→ Stated problem:
Please output every line of the material as it stands, without the pictures.

→ Dataset items:
— BEGIN —
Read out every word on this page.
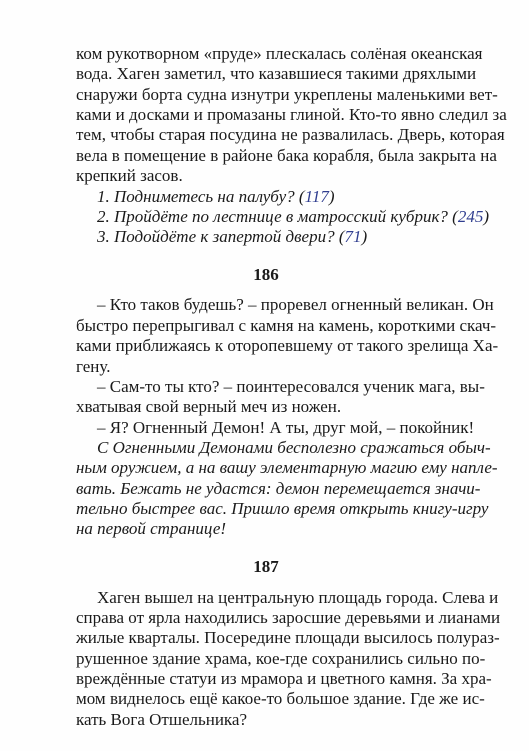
ком рукотворном «пруде» плескалась солёная океанская
вода. Хаген заметил, что казавшиеся такими дряхлыми
снаружи борта судна изнутри укреплены маленькими вет-
ками и досками и промазаны глиной. Кто-то явно следил за
тем, чтобы старая посудина не развалилась. Дверь, которая
вела в помещение в районе бака корабля, была закрыта на
крепкий засов.
1. Подниметесь на палубу? (117)
2. Пройдёте по лестнице в матросский кубрик? (245)
3. Подойдёте к запертой двери? (71)
186
– Кто таков будешь? – проревел огненный великан. Он
быстро перепрыгивал с камня на камень, короткими скач-
ками приближаясь к оторопевшему от такого зрелища Ха-
гену.
– Сам-то ты кто? – поинтересовался ученик мага, вы-
хватывая свой верный меч из ножен.
– Я? Огненный Демон! А ты, друг мой, – покойник!
С Огненными Демонами бесполезно сражаться обыч-
ным оружием, а на вашу элементарную магию ему напле-
вать. Бежать не удастся: демон перемещается значи-
тельно быстрее вас. Пришло время открыть книгу-игру
на первой странице!
187
Хаген вышел на центральную площадь города. Слева и
справа от ярла находились заросшие деревьями и лианами
жилые кварталы. Посередине площади высилось полураз-
рушенное здание храма, кое-где сохранились сильно по-
вреждённые статуи из мрамора и цветного камня. За хра-
мом виднелось ещё какое-то большое здание. Где же ис-
кать Вога Отшельника?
— END —
→ Exercise solution:
Read out every word on this page.
ком рукотворном «пруде» плескалась солёная океанская
вода. Хаген заметил, что казавшиеся такими дряхлыми
снаружи борта судна изнутри укреплены маленькими вет-
ками и досками и промазаны глиной. Кто-то явно следил за
тем, чтобы старая посудина не развалилась. Дверь, которая
вела в помещение в районе бака корабля, была закрыта на
крепкий засов.
1. Подниметесь на палубу? (117)
2. Пройдёте по лестнице в матросский кубрик? (245)
3. Подойдёте к запертой двери? (71)
186
– Кто таков будешь? – проревел огненный великан. Он
быстро перепрыгивал с камня на камень, короткими скач-
ками приближаясь к оторопевшему от такого зрелища Ха-
гену.
– Сам-то ты кто? – поинтересовался ученик мага, вы-
хватывая свой верный меч из ножен.
– Я? Огненный Демон! А ты, друг мой, – покойник!
С Огненными Демонами бесполезно сражаться обыч-
ным оружием, а на вашу элементарную магию ему напле-
вать. Бежать не удастся: демон перемещается значи-
тельно быстрее вас. Пришло время открыть книгу-игру
на первой странице!
187
Хаген вышел на центральную площадь города. Слева и
справа от ярла находились заросшие деревьями и лианами
жилые кварталы. Посередине площади высилось полураз-
рушенное здание храма, кое-где сохранились сильно по-
вреждённые статуи из мрамора и цветного камня. За хра-
мом виднелось ещё какое-то большое здание. Где же ис-
кать Вога Отшельника?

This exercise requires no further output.